Return the data exactly, with all pictures removed.

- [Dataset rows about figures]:
** begin **

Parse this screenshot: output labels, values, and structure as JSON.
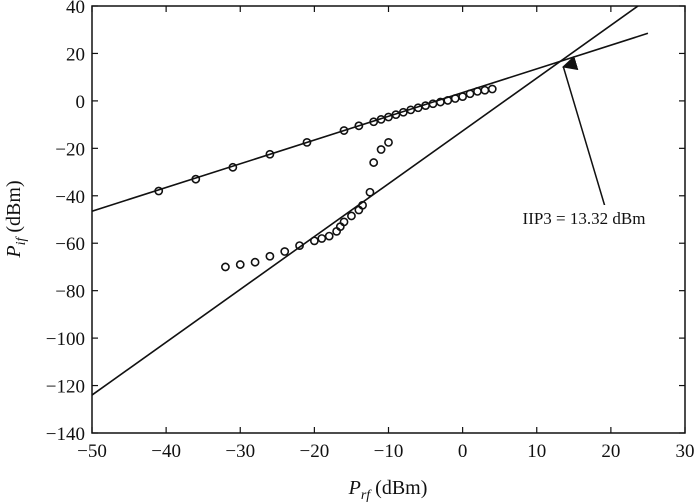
{
  "chart_data": {
    "type": "scatter",
    "xlabel_main": "P",
    "xlabel_sub": "rf",
    "xlabel_unit": " (dBm)",
    "ylabel_main": "P",
    "ylabel_sub": "if",
    "ylabel_unit": " (dBm)",
    "xlim": [
      -50,
      30
    ],
    "ylim": [
      -140,
      40
    ],
    "xticks": [
      -50,
      -40,
      -30,
      -20,
      -10,
      0,
      10,
      20,
      30
    ],
    "yticks": [
      40,
      20,
      0,
      -20,
      -40,
      -60,
      -80,
      -100,
      -120,
      -140
    ],
    "grid": false,
    "series": [
      {
        "marker": "circle",
        "points": [
          [
            -41,
            -38
          ],
          [
            -36,
            -33
          ],
          [
            -31,
            -28
          ],
          [
            -26,
            -22.5
          ],
          [
            -21,
            -17.5
          ],
          [
            -16,
            -12.5
          ],
          [
            -14,
            -10.5
          ],
          [
            -12,
            -8.8
          ],
          [
            -11,
            -7.8
          ],
          [
            -10,
            -6.8
          ],
          [
            -9,
            -5.8
          ],
          [
            -8,
            -4.8
          ],
          [
            -7,
            -3.8
          ],
          [
            -6,
            -2.9
          ],
          [
            -5,
            -2
          ],
          [
            -4,
            -1.2
          ],
          [
            -3,
            -0.5
          ],
          [
            -2,
            0.2
          ],
          [
            -1,
            1
          ],
          [
            0,
            1.8
          ],
          [
            1,
            3
          ],
          [
            2,
            4
          ],
          [
            3,
            4.5
          ],
          [
            4,
            5
          ]
        ]
      },
      {
        "marker": "circle",
        "points": [
          [
            -32,
            -70
          ],
          [
            -30,
            -69
          ],
          [
            -28,
            -68
          ],
          [
            -26,
            -65.5
          ],
          [
            -24,
            -63.5
          ],
          [
            -22,
            -61
          ],
          [
            -20,
            -59
          ],
          [
            -19,
            -58
          ],
          [
            -18,
            -57
          ],
          [
            -17,
            -55
          ],
          [
            -16.5,
            -53
          ],
          [
            -16,
            -51
          ],
          [
            -15,
            -48.5
          ],
          [
            -14,
            -46
          ],
          [
            -13.5,
            -44
          ],
          [
            -12.5,
            -38.5
          ],
          [
            -12,
            -26
          ],
          [
            -11,
            -20.5
          ],
          [
            -10,
            -17.5
          ]
        ]
      },
      {
        "marker": "line",
        "points": [
          [
            -50,
            -46.5
          ],
          [
            25,
            28.5
          ]
        ]
      },
      {
        "marker": "line",
        "points": [
          [
            -50,
            -124
          ],
          [
            25,
            43
          ]
        ]
      }
    ],
    "annotation": {
      "text": "IIP3 = 13.32 dBm",
      "target": [
        13.32,
        17.3
      ]
    }
  }
}
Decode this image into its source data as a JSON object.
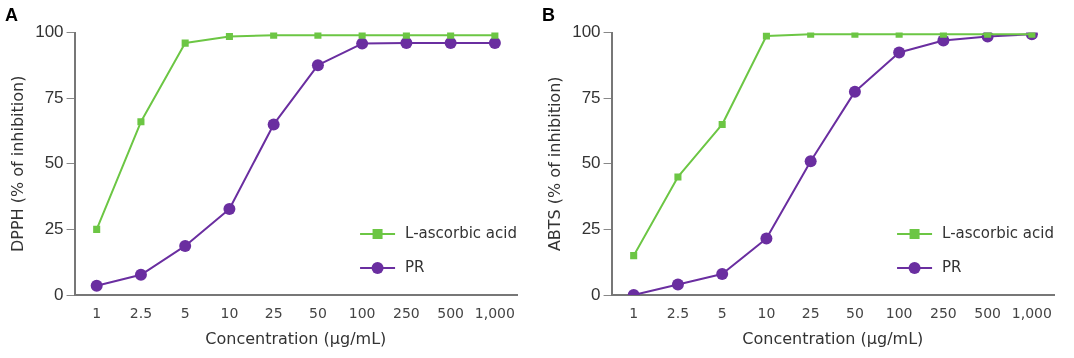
{
  "chart_data": [
    {
      "type": "line",
      "title": "A",
      "xlabel": "Concentration (μg/mL)",
      "ylabel": "DPPH (% of inhibition)",
      "categories": [
        "1",
        "2.5",
        "5",
        "10",
        "25",
        "50",
        "100",
        "250",
        "500",
        "1,000"
      ],
      "ylim": [
        0,
        100
      ],
      "yticks": [
        0,
        25,
        50,
        75,
        100
      ],
      "grid": false,
      "legend": "bottom right",
      "series": [
        {
          "name": "L-ascorbic acid",
          "color": "#6cc644",
          "marker": "square",
          "values": [
            25,
            66,
            96,
            98.5,
            99,
            99,
            99,
            99,
            99,
            99
          ]
        },
        {
          "name": "PR",
          "color": "#6a2ea0",
          "marker": "circle",
          "values": [
            3.5,
            7.7,
            18.7,
            32.8,
            65,
            87.6,
            95.8,
            96,
            96,
            96
          ]
        }
      ]
    },
    {
      "type": "line",
      "title": "B",
      "xlabel": "Concentration (μg/mL)",
      "ylabel": "ABTS (% of inhibition)",
      "categories": [
        "1",
        "2.5",
        "5",
        "10",
        "25",
        "50",
        "100",
        "250",
        "500",
        "1,000"
      ],
      "ylim": [
        0,
        100
      ],
      "yticks": [
        0,
        25,
        50,
        75,
        100
      ],
      "grid": false,
      "legend": "bottom right",
      "series": [
        {
          "name": "L-ascorbic acid",
          "color": "#6cc644",
          "marker": "square",
          "values": [
            15,
            45,
            65,
            98.7,
            99.4,
            99.4,
            99.4,
            99.4,
            99.4,
            99.4
          ]
        },
        {
          "name": "PR",
          "color": "#6a2ea0",
          "marker": "circle",
          "values": [
            0,
            4,
            8,
            21.5,
            51,
            77.5,
            92.4,
            97,
            98.5,
            99.4
          ]
        }
      ]
    }
  ]
}
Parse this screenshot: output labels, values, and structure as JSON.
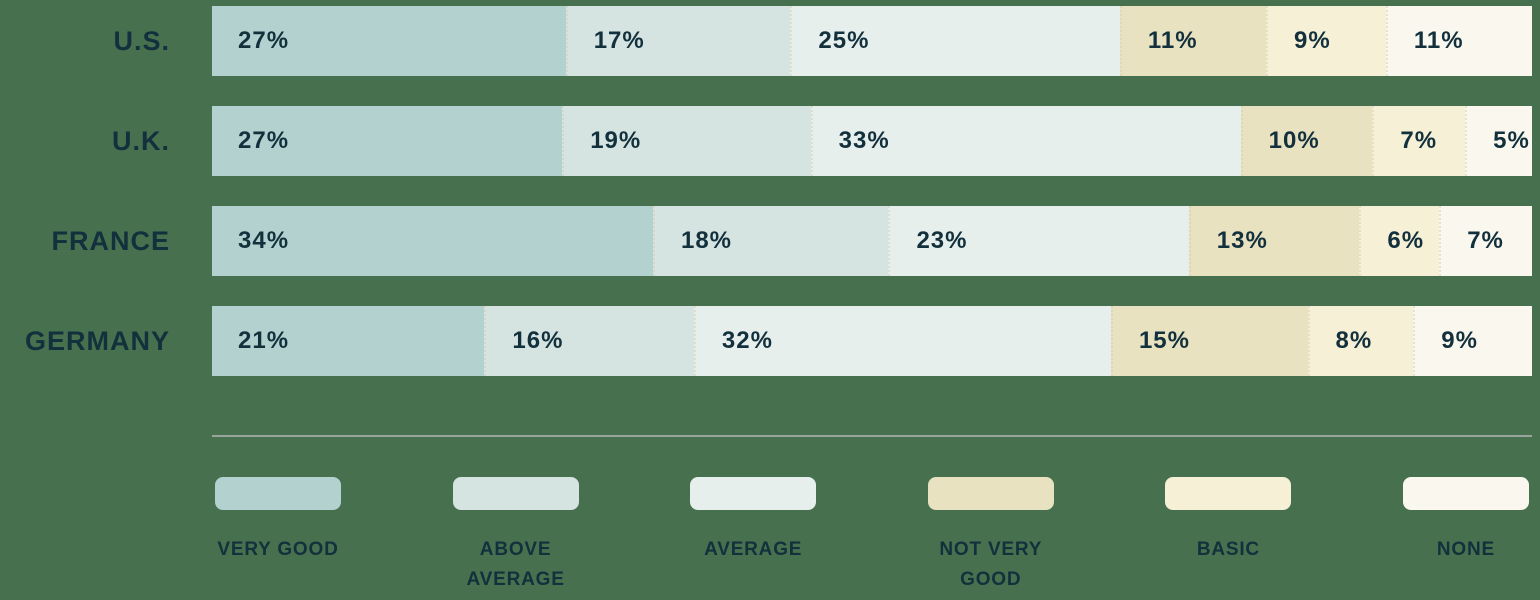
{
  "chart_data": {
    "type": "bar",
    "orientation": "horizontal",
    "stacked": true,
    "value_format": "percent",
    "categories": [
      "U.S.",
      "U.K.",
      "FRANCE",
      "GERMANY"
    ],
    "series": [
      {
        "name": "VERY GOOD",
        "color": "#b3d1ce",
        "values": [
          27,
          27,
          34,
          21
        ]
      },
      {
        "name": "ABOVE AVERAGE",
        "color": "#d5e3e1",
        "values": [
          17,
          19,
          18,
          16
        ]
      },
      {
        "name": "AVERAGE",
        "color": "#e7efed",
        "values": [
          25,
          33,
          23,
          32
        ]
      },
      {
        "name": "NOT VERY GOOD",
        "color": "#e9e2c1",
        "values": [
          11,
          10,
          13,
          15
        ]
      },
      {
        "name": "BASIC",
        "color": "#f6f0d7",
        "values": [
          9,
          7,
          6,
          8
        ]
      },
      {
        "name": "NONE",
        "color": "#faf8ee",
        "values": [
          11,
          5,
          7,
          9
        ]
      }
    ],
    "data_labels": true,
    "legend_position": "bottom",
    "grid": false,
    "title": "",
    "xlabel": "",
    "ylabel": ""
  },
  "colors": {
    "background": "#47714e",
    "text": "#13303d",
    "divider": "#9aa49f"
  }
}
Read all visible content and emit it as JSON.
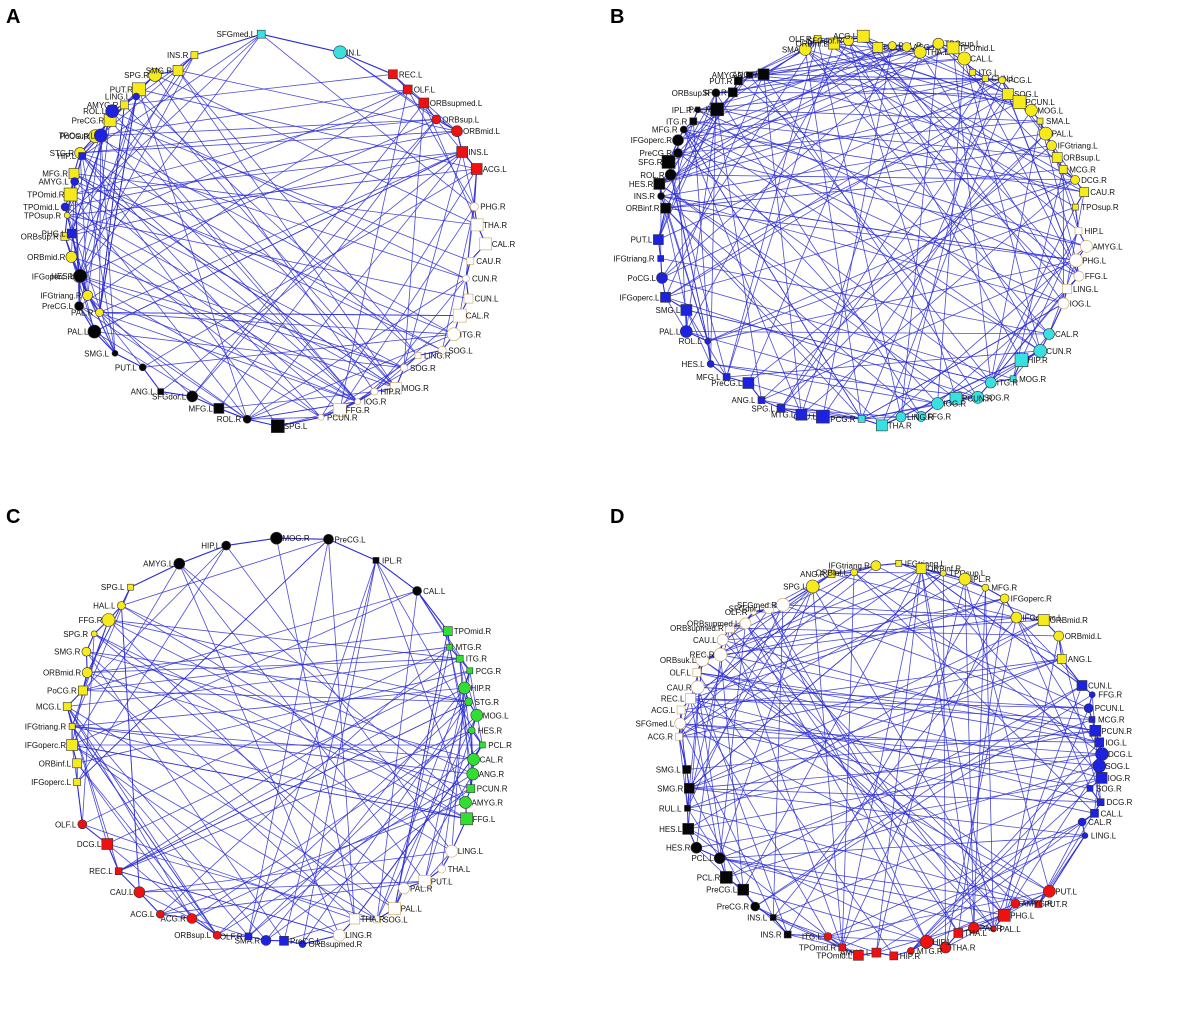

** end **

- [Task output]:
Parse this screenshot: output labels, values, and structure as JSON.
{
  "chart_data": {
    "type": "scatter",
    "xlabel_main": "P",
    "xlabel_sub": "rf",
    "xlabel_unit": " (dBm)",
    "ylabel_main": "P",
    "ylabel_sub": "if",
    "ylabel_unit": " (dBm)",
    "xlim": [
      -50,
      30
    ],
    "ylim": [
      -140,
      40
    ],
    "xticks": [
      -50,
      -40,
      -30,
      -20,
      -10,
      0,
      10,
      20,
      30
    ],
    "yticks": [
      40,
      20,
      0,
      -20,
      -40,
      -60,
      -80,
      -100,
      -120,
      -140
    ],
    "grid": false,
    "series": [
      {
        "marker": "circle",
        "points": [
          [
            -41,
            -38
          ],
          [
            -36,
            -33
          ],
          [
            -31,
            -28
          ],
          [
            -26,
            -22.5
          ],
          [
            -21,
            -17.5
          ],
          [
            -16,
            -12.5
          ],
          [
            -14,
            -10.5
          ],
          [
            -12,
            -8.8
          ],
          [
            -11,
            -7.8
          ],
          [
            -10,
            -6.8
          ],
          [
            -9,
            -5.8
          ],
          [
            -8,
            -4.8
          ],
          [
            -7,
            -3.8
          ],
          [
            -6,
            -2.9
          ],
          [
            -5,
            -2
          ],
          [
            -4,
            -1.2
          ],
          [
            -3,
            -0.5
          ],
          [
            -2,
            0.2
          ],
          [
            -1,
            1
          ],
          [
            0,
            1.8
          ],
          [
            1,
            3
          ],
          [
            2,
            4
          ],
          [
            3,
            4.5
          ],
          [
            4,
            5
          ]
        ]
      },
      {
        "marker": "circle",
        "points": [
          [
            -32,
            -70
          ],
          [
            -30,
            -69
          ],
          [
            -28,
            -68
          ],
          [
            -26,
            -65.5
          ],
          [
            -24,
            -63.5
          ],
          [
            -22,
            -61
          ],
          [
            -20,
            -59
          ],
          [
            -19,
            -58
          ],
          [
            -18,
            -57
          ],
          [
            -17,
            -55
          ],
          [
            -16.5,
            -53
          ],
          [
            -16,
            -51
          ],
          [
            -15,
            -48.5
          ],
          [
            -14,
            -46
          ],
          [
            -13.5,
            -44
          ],
          [
            -12.5,
            -38.5
          ],
          [
            -12,
            -26
          ],
          [
            -11,
            -20.5
          ],
          [
            -10,
            -17.5
          ]
        ]
      },
      {
        "marker": "line",
        "points": [
          [
            -50,
            -46.5
          ],
          [
            25,
            28.5
          ]
        ]
      },
      {
        "marker": "line",
        "points": [
          [
            -50,
            -124
          ],
          [
            25,
            43
          ]
        ]
      }
    ],
    "annotation": {
      "text": "IIP3 = 13.32 dBm",
      "target": [
        13.32,
        17.3
      ]
    }
  }
}
Decode this image into its source data as a JSON object.
{
  "chart_data": [
    {
      "type": "line",
      "title": "A",
      "xlabel": "Concentration (μg/mL)",
      "ylabel": "DPPH (% of inhibition)",
      "categories": [
        "1",
        "2.5",
        "5",
        "10",
        "25",
        "50",
        "100",
        "250",
        "500",
        "1,000"
      ],
      "ylim": [
        0,
        100
      ],
      "yticks": [
        0,
        25,
        50,
        75,
        100
      ],
      "grid": false,
      "legend": "bottom right",
      "series": [
        {
          "name": "L-ascorbic acid",
          "color": "#6cc644",
          "marker": "square",
          "values": [
            25,
            66,
            96,
            98.5,
            99,
            99,
            99,
            99,
            99,
            99
          ]
        },
        {
          "name": "PR",
          "color": "#6a2ea0",
          "marker": "circle",
          "values": [
            3.5,
            7.7,
            18.7,
            32.8,
            65,
            87.6,
            95.8,
            96,
            96,
            96
          ]
        }
      ]
    },
    {
      "type": "line",
      "title": "B",
      "xlabel": "Concentration (μg/mL)",
      "ylabel": "ABTS (% of inhibition)",
      "categories": [
        "1",
        "2.5",
        "5",
        "10",
        "25",
        "50",
        "100",
        "250",
        "500",
        "1,000"
      ],
      "ylim": [
        0,
        100
      ],
      "yticks": [
        0,
        25,
        50,
        75,
        100
      ],
      "grid": false,
      "legend": "bottom right",
      "series": [
        {
          "name": "L-ascorbic acid",
          "color": "#6cc644",
          "marker": "square",
          "values": [
            15,
            45,
            65,
            98.7,
            99.4,
            99.4,
            99.4,
            99.4,
            99.4,
            99.4
          ]
        },
        {
          "name": "PR",
          "color": "#6a2ea0",
          "marker": "circle",
          "values": [
            0,
            4,
            8,
            21.5,
            51,
            77.5,
            92.4,
            97,
            98.5,
            99.4
          ]
        }
      ]
    }
  ]
}
Parse this screenshot: output labels, values, and structure as JSON.
{
  "chart_data": {
    "type": "bar",
    "orientation": "horizontal",
    "stacked": true,
    "value_format": "percent",
    "categories": [
      "U.S.",
      "U.K.",
      "FRANCE",
      "GERMANY"
    ],
    "series": [
      {
        "name": "VERY GOOD",
        "color": "#b3d1ce",
        "values": [
          27,
          27,
          34,
          21
        ]
      },
      {
        "name": "ABOVE AVERAGE",
        "color": "#d5e3e1",
        "values": [
          17,
          19,
          18,
          16
        ]
      },
      {
        "name": "AVERAGE",
        "color": "#e7efed",
        "values": [
          25,
          33,
          23,
          32
        ]
      },
      {
        "name": "NOT VERY GOOD",
        "color": "#e9e2c1",
        "values": [
          11,
          10,
          13,
          15
        ]
      },
      {
        "name": "BASIC",
        "color": "#f6f0d7",
        "values": [
          9,
          7,
          6,
          8
        ]
      },
      {
        "name": "NONE",
        "color": "#faf8ee",
        "values": [
          11,
          5,
          7,
          9
        ]
      }
    ],
    "data_labels": true,
    "legend_position": "bottom",
    "grid": false,
    "title": "",
    "xlabel": "",
    "ylabel": ""
  },
  "colors": {
    "background": "#47714e",
    "text": "#13303d",
    "divider": "#9aa49f"
  }
}
Read all visible content and emit it as JSON.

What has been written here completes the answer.